Saved data entries:
/---

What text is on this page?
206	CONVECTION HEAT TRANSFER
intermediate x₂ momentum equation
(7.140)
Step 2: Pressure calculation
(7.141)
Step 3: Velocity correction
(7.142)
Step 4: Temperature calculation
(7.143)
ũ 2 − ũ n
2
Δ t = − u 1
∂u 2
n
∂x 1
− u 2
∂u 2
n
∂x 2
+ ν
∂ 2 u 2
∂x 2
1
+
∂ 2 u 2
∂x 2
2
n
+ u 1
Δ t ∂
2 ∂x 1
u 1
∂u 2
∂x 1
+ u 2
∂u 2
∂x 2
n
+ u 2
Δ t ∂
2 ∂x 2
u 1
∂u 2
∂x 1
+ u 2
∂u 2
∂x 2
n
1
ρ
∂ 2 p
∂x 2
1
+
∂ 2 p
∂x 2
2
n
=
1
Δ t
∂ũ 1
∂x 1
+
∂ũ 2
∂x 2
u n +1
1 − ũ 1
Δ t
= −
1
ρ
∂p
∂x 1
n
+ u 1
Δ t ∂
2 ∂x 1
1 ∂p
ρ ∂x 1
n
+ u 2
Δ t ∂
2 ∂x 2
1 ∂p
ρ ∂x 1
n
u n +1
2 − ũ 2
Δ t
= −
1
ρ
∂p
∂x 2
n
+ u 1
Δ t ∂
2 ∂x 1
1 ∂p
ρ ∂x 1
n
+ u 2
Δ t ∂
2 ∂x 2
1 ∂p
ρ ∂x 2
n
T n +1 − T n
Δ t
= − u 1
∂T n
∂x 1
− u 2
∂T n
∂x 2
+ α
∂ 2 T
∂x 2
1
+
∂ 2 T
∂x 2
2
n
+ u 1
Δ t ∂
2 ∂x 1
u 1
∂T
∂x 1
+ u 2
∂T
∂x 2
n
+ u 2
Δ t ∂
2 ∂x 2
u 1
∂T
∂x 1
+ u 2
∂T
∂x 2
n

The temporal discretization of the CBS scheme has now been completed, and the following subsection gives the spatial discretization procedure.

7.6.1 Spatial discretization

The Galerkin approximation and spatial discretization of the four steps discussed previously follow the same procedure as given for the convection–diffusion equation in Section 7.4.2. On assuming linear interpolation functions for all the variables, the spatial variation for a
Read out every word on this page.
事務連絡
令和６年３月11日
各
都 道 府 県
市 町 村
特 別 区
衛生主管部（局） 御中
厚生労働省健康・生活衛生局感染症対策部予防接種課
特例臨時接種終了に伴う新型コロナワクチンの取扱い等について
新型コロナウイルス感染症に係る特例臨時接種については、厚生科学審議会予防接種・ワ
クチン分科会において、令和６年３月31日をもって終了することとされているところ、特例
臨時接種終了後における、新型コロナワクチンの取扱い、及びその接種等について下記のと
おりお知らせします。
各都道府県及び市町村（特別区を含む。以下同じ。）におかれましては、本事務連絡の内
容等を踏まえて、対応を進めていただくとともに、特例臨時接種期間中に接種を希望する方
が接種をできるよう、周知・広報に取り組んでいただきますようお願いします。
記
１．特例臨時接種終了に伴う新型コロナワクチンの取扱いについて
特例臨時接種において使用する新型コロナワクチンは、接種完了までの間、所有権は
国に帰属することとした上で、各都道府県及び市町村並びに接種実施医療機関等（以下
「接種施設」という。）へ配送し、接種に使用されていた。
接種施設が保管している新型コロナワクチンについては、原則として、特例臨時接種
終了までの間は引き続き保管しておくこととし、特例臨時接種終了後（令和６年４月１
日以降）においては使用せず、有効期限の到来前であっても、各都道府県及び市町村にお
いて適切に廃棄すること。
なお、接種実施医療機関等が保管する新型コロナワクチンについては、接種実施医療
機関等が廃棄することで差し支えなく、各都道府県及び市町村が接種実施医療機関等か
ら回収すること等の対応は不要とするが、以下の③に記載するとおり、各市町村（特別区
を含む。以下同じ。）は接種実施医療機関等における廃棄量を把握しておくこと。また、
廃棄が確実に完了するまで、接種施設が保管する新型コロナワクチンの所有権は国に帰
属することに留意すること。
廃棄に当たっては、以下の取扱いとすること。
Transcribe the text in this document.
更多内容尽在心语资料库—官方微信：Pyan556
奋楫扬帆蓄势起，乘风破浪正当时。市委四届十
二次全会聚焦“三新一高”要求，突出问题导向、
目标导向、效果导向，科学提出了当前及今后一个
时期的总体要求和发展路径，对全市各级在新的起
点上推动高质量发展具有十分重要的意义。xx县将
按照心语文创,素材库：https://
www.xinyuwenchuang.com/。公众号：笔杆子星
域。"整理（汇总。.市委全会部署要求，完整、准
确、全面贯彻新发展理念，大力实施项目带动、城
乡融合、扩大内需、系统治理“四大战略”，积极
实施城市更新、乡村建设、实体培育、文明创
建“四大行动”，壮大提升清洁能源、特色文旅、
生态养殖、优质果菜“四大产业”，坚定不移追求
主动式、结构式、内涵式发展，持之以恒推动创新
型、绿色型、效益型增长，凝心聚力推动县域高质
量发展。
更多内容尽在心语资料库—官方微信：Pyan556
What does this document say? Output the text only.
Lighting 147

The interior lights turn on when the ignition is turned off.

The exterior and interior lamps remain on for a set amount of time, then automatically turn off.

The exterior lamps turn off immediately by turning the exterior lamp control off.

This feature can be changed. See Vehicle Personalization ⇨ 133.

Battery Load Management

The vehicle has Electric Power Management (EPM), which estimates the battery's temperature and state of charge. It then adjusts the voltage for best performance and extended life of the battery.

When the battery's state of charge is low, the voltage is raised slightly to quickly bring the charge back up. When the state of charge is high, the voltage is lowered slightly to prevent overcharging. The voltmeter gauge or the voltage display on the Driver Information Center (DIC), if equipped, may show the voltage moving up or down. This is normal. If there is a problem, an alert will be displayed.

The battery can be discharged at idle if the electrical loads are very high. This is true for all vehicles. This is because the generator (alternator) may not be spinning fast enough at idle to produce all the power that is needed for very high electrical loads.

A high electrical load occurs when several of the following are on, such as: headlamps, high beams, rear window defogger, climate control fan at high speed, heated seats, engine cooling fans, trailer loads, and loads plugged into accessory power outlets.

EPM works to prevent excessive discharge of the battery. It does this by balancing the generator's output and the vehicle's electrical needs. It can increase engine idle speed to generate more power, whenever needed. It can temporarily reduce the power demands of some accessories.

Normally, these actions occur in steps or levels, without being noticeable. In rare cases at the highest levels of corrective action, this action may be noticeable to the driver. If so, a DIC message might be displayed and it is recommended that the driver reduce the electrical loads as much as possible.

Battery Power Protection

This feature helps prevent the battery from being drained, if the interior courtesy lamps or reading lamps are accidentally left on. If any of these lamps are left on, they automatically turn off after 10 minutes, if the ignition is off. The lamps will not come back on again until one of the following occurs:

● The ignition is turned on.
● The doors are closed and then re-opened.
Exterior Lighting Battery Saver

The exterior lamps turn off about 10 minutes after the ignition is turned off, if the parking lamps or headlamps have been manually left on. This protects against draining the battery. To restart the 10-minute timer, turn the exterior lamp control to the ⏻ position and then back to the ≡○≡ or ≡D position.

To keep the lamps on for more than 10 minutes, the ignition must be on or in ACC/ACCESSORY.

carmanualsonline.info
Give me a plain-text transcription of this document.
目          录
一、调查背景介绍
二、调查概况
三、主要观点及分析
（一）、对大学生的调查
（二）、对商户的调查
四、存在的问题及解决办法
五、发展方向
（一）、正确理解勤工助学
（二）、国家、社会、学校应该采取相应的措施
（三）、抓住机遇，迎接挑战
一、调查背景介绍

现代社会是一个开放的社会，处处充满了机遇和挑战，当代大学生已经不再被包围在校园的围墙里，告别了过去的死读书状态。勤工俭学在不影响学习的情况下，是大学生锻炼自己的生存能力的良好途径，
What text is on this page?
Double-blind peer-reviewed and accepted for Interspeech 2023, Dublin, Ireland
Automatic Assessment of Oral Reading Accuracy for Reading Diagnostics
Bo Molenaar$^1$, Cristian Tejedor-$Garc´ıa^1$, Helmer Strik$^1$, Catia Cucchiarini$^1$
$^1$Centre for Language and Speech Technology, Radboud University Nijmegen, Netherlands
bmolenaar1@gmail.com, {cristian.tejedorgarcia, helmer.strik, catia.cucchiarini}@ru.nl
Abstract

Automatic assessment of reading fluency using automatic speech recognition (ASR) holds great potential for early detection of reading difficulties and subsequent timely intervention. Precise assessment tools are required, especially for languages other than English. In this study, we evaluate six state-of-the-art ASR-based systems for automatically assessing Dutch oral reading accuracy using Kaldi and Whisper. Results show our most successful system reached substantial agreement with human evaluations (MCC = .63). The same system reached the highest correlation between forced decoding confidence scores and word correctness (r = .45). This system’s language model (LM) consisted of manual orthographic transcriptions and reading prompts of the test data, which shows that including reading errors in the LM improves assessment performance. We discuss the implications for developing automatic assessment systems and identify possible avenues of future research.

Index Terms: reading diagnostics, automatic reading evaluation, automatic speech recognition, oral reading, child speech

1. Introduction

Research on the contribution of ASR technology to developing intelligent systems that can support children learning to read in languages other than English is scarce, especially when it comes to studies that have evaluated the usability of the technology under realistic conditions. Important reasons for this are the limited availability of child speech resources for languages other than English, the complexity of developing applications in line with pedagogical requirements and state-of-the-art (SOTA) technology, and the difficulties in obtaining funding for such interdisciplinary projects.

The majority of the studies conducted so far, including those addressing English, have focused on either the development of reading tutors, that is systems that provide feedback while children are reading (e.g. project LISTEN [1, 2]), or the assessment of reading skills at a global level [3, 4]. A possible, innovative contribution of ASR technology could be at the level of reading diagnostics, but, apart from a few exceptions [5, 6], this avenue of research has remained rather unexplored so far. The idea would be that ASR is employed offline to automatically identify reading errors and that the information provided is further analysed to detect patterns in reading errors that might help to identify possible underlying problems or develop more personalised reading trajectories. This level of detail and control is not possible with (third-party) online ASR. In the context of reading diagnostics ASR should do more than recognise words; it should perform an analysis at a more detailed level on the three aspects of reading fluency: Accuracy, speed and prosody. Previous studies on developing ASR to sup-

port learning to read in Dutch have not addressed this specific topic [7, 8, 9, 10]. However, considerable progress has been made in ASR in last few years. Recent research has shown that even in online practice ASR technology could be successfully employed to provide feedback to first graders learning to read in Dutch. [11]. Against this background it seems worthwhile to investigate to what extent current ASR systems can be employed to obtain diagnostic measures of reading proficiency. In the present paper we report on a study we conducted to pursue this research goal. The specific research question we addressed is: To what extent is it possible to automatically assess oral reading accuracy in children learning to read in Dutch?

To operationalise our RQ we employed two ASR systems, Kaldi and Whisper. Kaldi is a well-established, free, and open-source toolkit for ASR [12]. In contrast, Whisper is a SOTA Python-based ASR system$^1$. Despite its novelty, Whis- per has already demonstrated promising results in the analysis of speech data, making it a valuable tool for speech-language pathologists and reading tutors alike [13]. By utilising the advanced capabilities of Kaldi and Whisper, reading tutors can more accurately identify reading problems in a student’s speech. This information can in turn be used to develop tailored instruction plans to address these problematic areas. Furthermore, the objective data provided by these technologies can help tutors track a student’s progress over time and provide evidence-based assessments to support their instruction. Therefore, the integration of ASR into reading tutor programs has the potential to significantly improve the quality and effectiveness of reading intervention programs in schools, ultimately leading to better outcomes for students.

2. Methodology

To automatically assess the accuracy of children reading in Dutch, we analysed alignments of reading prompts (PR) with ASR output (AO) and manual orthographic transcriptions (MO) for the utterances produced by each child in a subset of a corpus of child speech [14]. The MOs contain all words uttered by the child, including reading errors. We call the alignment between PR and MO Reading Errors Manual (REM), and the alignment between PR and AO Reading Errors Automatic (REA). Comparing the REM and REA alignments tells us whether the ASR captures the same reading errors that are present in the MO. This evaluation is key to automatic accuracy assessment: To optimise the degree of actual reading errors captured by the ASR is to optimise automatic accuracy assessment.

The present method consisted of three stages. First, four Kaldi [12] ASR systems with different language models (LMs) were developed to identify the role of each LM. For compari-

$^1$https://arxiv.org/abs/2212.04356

\---

» **TASK TO COMPLETE**:
State the count of lines in the data holding the word "does", adding nothing to it.

» **SOLUTION**:
2